■ **Working data**:
[start]

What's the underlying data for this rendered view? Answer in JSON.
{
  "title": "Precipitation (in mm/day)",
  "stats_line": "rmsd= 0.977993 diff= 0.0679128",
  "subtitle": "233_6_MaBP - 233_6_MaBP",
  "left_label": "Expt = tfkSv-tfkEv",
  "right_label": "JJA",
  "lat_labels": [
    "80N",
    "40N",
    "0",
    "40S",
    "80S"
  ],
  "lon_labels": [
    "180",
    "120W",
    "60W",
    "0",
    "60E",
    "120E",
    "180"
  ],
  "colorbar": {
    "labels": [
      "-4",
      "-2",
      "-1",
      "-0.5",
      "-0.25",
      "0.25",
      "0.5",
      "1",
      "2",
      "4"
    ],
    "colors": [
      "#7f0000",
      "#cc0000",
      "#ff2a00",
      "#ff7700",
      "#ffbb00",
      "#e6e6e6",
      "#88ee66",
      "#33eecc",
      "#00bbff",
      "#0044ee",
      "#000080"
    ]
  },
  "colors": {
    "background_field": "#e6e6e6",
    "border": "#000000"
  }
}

[end]
[start]

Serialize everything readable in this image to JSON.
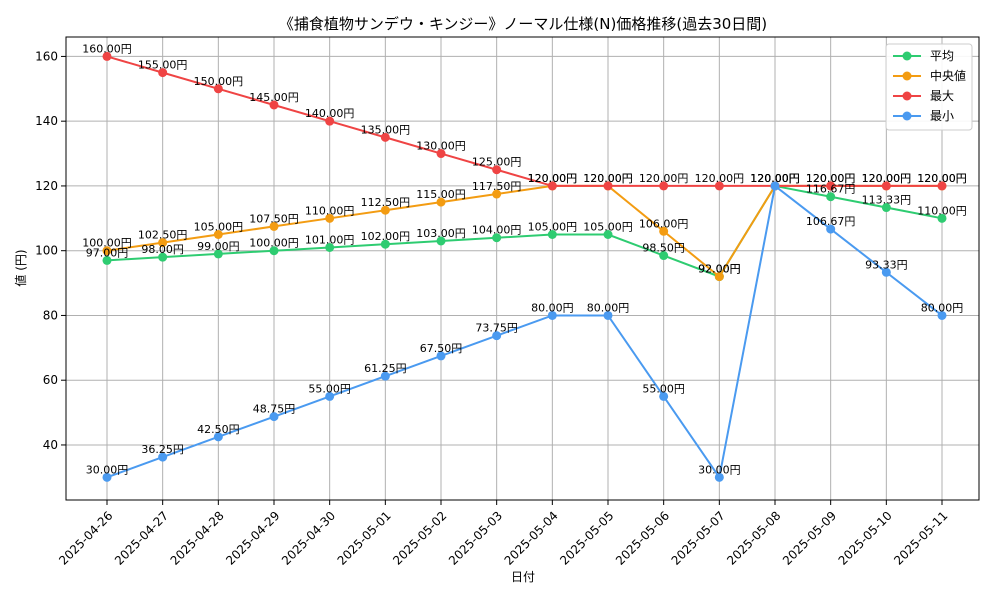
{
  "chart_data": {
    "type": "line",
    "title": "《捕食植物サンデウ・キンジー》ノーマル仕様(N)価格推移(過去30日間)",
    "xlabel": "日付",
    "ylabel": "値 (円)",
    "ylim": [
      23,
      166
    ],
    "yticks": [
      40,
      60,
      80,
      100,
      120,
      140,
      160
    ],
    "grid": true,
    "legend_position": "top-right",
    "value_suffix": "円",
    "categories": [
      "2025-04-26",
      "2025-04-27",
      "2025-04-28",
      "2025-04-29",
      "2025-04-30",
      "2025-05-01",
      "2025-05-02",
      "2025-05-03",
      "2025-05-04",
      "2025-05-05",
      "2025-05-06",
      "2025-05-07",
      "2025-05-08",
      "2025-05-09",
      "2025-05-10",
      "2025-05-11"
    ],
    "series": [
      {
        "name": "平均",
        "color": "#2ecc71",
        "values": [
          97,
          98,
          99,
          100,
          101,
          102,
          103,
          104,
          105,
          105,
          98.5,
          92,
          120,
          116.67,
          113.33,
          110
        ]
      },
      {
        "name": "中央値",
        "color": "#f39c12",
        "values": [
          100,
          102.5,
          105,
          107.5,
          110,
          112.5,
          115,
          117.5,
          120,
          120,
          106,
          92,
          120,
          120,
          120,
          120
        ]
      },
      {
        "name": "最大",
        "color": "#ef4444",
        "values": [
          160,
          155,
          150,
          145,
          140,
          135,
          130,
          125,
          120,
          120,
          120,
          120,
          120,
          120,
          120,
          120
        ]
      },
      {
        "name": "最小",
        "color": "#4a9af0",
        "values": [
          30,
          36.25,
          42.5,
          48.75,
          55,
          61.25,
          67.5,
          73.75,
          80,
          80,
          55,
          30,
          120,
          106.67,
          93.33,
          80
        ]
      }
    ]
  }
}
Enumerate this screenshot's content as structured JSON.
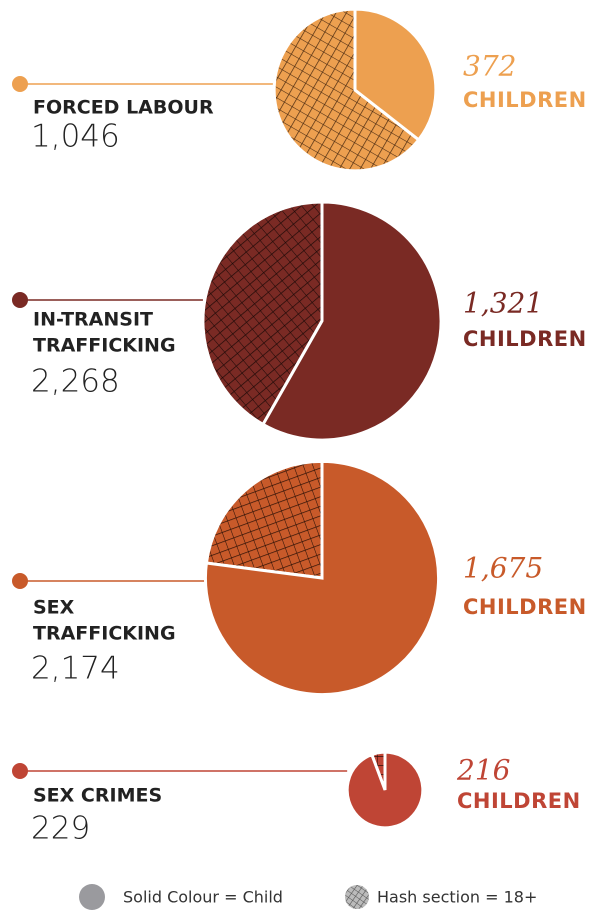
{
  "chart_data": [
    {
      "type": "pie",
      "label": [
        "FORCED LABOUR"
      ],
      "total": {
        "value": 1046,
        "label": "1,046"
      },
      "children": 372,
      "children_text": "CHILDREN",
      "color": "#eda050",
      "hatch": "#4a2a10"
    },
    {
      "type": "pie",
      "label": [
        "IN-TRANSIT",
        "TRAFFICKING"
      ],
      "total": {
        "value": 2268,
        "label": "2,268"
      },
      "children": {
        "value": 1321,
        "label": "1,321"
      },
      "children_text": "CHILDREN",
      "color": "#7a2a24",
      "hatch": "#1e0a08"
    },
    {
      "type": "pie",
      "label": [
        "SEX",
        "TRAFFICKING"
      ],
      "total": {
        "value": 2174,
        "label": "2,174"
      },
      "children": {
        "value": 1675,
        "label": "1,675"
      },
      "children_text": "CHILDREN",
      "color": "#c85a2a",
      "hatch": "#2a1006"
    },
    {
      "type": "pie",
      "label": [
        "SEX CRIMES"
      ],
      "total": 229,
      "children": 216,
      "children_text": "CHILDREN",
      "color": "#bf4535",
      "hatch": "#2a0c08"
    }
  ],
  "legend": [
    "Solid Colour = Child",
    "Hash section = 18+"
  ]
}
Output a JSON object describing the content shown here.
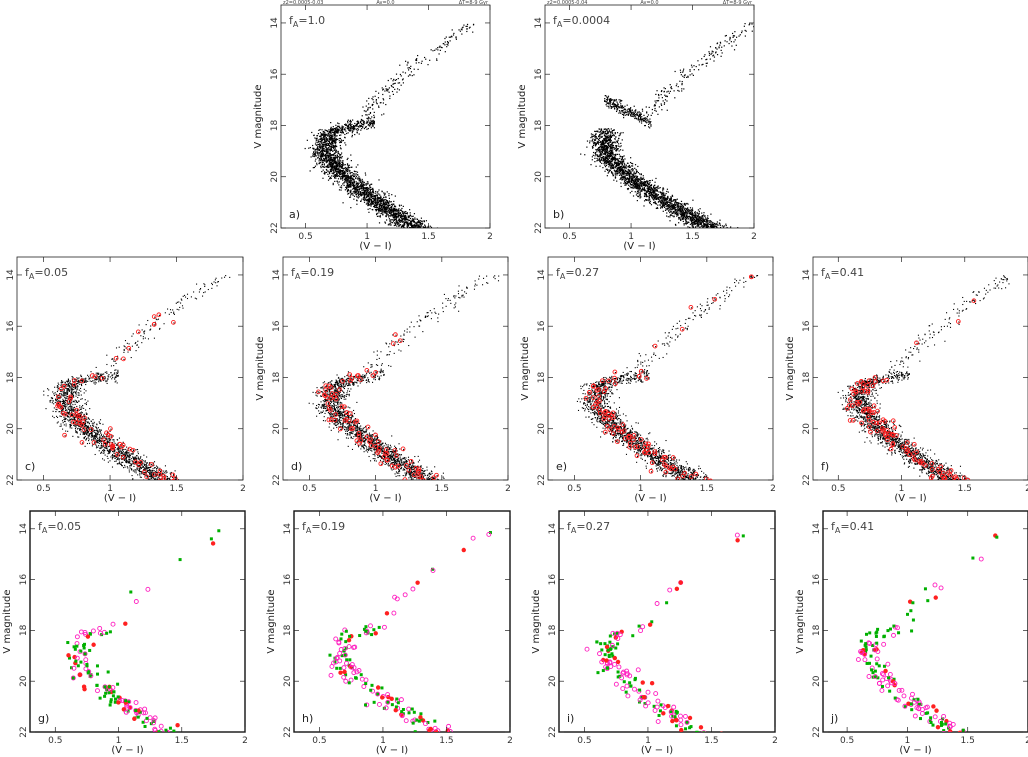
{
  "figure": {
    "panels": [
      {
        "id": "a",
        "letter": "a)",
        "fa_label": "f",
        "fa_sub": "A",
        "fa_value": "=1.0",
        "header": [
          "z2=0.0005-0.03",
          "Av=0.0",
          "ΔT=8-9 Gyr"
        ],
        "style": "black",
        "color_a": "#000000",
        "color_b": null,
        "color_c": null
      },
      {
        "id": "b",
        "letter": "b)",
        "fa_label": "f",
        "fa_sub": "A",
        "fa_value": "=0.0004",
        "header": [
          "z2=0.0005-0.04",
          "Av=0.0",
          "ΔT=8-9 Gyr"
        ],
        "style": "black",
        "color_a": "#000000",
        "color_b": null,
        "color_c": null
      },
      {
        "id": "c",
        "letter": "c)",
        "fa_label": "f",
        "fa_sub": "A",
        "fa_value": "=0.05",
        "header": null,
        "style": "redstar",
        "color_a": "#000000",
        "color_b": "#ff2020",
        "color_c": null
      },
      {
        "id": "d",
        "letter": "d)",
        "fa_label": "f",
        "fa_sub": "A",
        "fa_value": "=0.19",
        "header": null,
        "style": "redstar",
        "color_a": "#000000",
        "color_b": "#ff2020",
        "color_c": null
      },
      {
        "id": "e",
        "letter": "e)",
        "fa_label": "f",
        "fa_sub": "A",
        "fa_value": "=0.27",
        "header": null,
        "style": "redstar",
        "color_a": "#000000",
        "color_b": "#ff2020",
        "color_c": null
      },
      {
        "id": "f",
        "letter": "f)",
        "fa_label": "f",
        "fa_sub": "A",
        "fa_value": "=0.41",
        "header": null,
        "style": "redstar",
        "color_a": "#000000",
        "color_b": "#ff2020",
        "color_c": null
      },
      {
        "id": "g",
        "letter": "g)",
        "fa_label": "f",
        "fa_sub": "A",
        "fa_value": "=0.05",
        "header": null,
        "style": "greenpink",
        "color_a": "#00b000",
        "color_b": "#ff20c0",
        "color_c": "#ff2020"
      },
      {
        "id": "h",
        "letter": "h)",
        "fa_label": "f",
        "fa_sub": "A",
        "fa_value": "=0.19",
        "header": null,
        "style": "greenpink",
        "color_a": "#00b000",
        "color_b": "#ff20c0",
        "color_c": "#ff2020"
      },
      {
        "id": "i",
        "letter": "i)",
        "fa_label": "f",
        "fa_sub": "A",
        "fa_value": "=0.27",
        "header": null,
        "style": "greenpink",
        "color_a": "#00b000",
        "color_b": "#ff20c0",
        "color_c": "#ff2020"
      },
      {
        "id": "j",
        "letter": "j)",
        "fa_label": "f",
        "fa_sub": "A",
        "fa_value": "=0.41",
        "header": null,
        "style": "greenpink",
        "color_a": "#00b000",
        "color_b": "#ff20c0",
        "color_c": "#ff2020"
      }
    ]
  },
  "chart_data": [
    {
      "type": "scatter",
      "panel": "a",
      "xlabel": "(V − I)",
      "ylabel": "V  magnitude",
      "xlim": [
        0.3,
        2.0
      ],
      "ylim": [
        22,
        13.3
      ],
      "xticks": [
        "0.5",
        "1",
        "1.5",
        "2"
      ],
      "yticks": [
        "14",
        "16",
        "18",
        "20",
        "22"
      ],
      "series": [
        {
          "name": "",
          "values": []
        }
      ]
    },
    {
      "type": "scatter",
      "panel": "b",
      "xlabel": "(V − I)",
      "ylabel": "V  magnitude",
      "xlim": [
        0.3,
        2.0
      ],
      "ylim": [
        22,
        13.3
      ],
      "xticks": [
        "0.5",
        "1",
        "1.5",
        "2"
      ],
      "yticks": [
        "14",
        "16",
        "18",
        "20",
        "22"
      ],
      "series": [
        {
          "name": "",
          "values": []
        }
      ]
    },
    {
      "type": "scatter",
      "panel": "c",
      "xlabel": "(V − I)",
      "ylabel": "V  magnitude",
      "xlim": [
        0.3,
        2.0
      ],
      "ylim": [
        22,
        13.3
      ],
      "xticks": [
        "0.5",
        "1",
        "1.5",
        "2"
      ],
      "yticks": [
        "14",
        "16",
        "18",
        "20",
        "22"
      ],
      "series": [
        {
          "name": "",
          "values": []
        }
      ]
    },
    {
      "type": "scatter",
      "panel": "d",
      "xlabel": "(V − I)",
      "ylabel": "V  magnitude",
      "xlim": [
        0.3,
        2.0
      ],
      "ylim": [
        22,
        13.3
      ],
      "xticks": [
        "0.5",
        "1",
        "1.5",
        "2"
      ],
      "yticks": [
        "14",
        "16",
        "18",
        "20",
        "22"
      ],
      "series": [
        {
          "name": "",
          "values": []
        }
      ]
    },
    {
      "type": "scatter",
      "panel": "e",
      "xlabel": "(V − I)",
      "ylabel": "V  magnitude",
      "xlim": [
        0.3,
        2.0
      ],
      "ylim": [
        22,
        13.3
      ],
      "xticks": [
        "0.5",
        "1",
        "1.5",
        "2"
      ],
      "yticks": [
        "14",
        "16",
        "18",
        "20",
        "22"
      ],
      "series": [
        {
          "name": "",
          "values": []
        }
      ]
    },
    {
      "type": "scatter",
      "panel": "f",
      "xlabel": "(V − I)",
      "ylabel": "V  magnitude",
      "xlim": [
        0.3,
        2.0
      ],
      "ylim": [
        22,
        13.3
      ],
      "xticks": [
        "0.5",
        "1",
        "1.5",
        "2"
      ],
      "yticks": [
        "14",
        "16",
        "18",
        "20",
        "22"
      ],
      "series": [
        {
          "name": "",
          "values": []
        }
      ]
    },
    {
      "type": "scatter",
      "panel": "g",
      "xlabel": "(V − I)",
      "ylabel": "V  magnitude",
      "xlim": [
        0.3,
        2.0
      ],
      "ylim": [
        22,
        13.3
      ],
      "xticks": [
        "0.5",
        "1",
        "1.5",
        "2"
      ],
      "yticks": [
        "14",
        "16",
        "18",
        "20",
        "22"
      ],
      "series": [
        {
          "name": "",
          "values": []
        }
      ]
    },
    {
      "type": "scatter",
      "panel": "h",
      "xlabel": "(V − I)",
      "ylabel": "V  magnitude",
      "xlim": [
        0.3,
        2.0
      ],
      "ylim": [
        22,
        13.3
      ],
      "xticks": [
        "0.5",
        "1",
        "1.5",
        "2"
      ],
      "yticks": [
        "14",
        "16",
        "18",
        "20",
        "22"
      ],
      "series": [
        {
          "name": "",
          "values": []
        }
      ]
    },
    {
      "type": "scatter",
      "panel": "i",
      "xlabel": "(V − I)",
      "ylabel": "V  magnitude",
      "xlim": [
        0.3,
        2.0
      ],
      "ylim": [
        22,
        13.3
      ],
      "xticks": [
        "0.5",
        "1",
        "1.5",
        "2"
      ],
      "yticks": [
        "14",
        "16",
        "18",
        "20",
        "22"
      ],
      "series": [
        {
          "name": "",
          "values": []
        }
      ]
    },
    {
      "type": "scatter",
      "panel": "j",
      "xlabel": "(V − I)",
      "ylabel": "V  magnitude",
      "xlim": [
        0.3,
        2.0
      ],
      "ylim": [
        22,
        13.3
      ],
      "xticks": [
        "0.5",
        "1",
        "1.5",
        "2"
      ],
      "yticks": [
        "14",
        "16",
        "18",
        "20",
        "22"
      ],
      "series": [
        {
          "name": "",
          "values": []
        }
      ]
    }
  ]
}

[end]
[start]

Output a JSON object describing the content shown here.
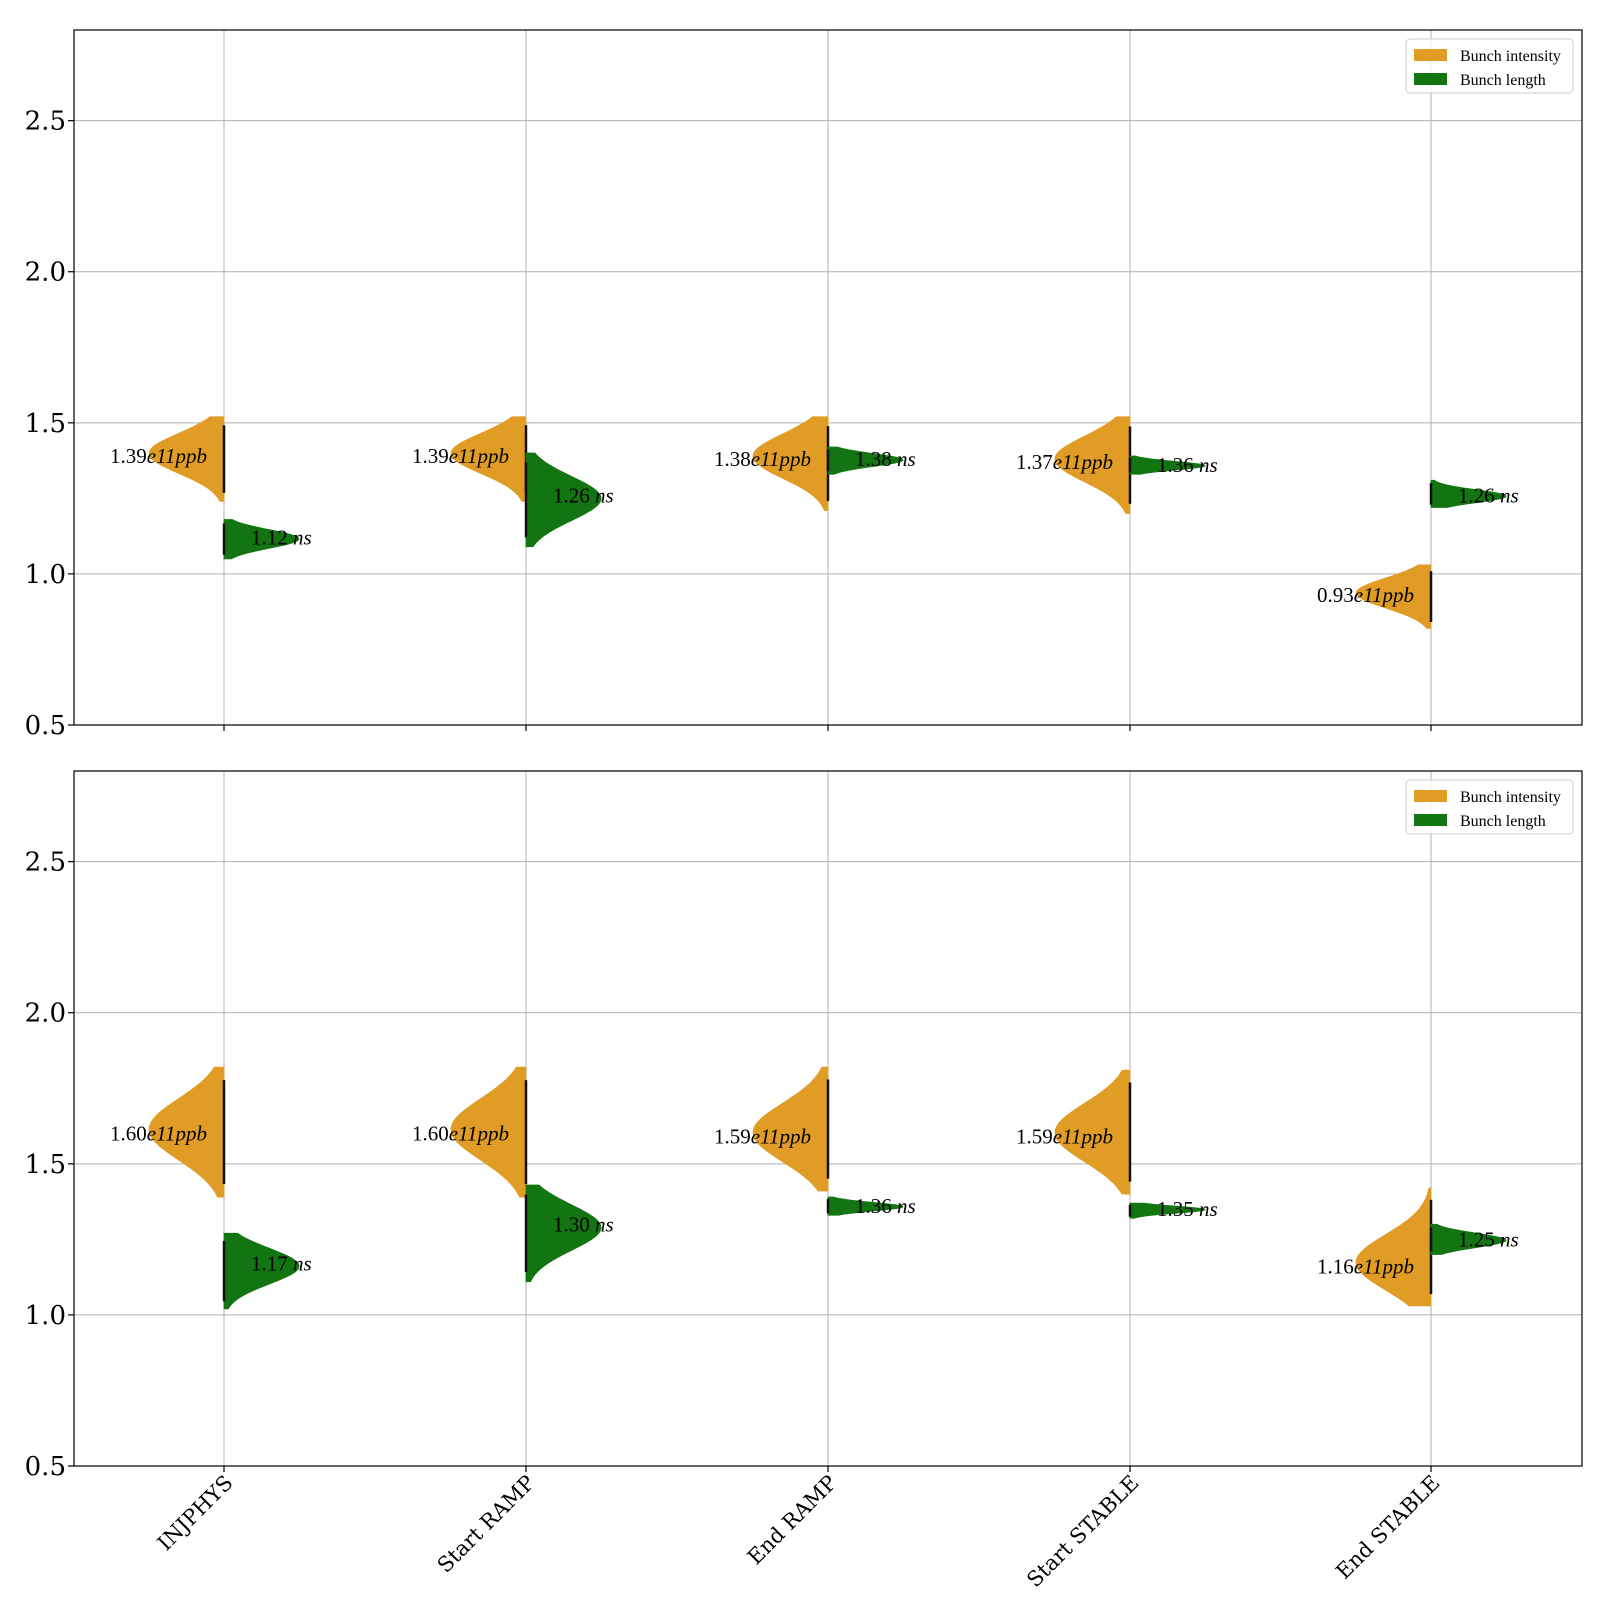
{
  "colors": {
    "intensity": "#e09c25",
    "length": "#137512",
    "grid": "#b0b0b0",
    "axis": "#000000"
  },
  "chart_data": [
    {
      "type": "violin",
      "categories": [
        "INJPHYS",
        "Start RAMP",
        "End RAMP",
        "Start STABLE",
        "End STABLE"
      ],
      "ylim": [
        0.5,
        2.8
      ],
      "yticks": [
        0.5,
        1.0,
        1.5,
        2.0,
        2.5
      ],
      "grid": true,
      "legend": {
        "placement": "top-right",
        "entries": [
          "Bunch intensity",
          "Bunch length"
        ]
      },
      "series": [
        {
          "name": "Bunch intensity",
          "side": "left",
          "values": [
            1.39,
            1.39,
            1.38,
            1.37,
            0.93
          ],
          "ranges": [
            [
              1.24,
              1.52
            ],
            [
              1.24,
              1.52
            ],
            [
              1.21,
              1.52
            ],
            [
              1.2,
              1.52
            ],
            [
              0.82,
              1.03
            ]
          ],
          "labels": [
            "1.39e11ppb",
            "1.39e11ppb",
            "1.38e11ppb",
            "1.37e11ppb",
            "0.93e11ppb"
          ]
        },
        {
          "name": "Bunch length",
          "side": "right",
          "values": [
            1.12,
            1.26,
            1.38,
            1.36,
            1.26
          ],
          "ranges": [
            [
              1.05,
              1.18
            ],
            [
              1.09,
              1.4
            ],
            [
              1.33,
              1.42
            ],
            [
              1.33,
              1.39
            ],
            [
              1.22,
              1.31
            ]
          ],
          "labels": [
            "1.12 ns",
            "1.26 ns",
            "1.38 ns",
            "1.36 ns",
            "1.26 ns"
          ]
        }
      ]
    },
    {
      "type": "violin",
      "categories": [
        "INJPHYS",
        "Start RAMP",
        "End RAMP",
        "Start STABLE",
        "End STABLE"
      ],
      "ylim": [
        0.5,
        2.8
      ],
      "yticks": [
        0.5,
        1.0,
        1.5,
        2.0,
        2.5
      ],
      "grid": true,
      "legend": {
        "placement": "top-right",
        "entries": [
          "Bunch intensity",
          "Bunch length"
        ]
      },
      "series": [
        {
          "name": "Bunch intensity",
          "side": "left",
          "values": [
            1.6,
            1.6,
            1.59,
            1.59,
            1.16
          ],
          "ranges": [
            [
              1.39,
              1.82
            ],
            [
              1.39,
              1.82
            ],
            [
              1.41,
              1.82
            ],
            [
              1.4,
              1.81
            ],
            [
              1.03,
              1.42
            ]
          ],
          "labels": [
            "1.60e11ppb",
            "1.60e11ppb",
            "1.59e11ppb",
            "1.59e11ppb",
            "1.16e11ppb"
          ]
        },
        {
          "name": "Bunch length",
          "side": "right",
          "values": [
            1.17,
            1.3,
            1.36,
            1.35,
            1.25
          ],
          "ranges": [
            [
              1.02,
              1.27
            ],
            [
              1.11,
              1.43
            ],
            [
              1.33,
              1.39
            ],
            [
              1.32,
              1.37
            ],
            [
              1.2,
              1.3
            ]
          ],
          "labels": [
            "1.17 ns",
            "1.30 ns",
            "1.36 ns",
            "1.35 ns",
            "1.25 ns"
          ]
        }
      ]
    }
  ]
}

[end]

■ **Requirement**:
Search the data above for the string "hatch" and copy each line that has it.

■ **Task result**:
      "hatch": "#4a2a10"
      "hatch": "#1e0a08"
      "hatch": "#2a1006"
      "hatch": "#2a0c08"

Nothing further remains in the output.